*Excerpt*.
Some writers — Jane Austen, for example — get to funny sideways, using irony and understatement. The American poet and essayist Patricia Lockwood isn’t one of them. She is straightforwardly hit-the-rubber-nail-on-the-head funny. There are punchlines, there are callbacks. On Twitter she is known for her zany ‘sexts’: ‘I am a living male turtleneck. You are an art teacher in winter. You put your whole head through me.’ In 2013 she went viral with her prose-poem ‘Rape Joke’, which was deliberately, powerfully not funny, yet still let in some killer laughs. (‘The rape joke it wore a goatee. A goatee.’) Her memoir Priestdaddy (2017) featured a hilarious, tender portrait of her guitar-shredding, gun-loving Catholic priest father.

No One is Talking About This is her first novel. ‘This’ refers to ‘the portal’, the book’s word for the internet. ‘She opened the portal, and the mind met her more than halfway. Inside, it was tropical and snowing, and the first flake of the blizzard of everything landed on her tongue and melted.’ Lockwood employs a format popularized by Maggie Nelson and Jenny Offill: each discrete section of prose is on average eight lines long, occasionally longer, often shorter. These tweet-style utterances are separated by asterisks. It can make for an arresting rhythm, full of pregnant pauses and comic juxtapositions.

*Supplied data*.
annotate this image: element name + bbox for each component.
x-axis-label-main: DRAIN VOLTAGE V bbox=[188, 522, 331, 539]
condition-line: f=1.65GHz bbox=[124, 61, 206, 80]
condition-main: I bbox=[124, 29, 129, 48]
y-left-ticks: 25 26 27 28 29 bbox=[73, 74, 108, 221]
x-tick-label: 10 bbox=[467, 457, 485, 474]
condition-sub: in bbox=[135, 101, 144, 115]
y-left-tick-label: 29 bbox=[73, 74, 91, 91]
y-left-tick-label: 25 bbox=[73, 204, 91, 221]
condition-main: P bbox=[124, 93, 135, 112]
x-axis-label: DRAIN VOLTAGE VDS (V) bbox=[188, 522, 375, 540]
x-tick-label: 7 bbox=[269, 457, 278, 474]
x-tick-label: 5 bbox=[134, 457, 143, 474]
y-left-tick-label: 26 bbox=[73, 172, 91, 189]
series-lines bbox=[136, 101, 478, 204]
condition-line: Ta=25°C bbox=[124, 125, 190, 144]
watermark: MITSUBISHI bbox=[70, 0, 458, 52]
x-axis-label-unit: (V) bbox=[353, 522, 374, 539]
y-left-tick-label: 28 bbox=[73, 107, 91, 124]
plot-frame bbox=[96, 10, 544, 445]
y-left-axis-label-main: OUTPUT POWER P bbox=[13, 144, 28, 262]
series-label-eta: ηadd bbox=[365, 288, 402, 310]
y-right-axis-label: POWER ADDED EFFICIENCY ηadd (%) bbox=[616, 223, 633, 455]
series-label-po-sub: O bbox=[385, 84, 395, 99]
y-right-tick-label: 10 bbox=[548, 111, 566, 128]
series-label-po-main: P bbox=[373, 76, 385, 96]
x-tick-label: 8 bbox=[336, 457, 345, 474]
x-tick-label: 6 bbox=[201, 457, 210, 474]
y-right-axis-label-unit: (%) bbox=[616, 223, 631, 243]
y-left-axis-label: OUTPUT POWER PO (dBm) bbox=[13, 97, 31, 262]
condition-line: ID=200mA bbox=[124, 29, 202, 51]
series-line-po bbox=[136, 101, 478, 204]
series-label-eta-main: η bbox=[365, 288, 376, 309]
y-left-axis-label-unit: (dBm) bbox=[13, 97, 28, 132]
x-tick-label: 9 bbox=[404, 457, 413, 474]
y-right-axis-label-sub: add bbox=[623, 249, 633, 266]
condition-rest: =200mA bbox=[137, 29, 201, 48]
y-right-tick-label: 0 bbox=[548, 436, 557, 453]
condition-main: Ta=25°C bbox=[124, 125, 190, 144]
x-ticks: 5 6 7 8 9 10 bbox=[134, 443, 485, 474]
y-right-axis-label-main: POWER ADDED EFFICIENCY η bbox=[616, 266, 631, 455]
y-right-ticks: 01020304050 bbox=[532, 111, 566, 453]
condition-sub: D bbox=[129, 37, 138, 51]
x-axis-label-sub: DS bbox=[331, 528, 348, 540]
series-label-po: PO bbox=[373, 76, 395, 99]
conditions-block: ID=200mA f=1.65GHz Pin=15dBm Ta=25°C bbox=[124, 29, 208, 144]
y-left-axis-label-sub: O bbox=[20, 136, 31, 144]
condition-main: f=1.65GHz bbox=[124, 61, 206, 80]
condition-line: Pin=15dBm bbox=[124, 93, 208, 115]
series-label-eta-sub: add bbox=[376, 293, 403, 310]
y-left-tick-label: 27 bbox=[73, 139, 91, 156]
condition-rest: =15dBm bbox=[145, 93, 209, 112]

*Your instructions*. Reproduce the Lockwood review word for word, starting with "No One is Talking" and going on through "and comic juxtapositions.". The records are separate material that has nothing to do with the Patricia Lockwood review.

*The completed task*.
No One is Talking About This is her first novel. ‘This’ refers to ‘the portal’, the book’s word for the internet. ‘She opened the portal, and the mind met her more than halfway. Inside, it was tropical and snowing, and the first flake of the blizzard of everything landed on her tongue and melted.’ Lockwood employs a format popularized by Maggie Nelson and Jenny Offill: each discrete section of prose is on average eight lines long, occasionally longer, often shorter. These tweet-style utterances are separated by asterisks. It can make for an arresting rhythm, full of pregnant pauses and comic juxtapositions.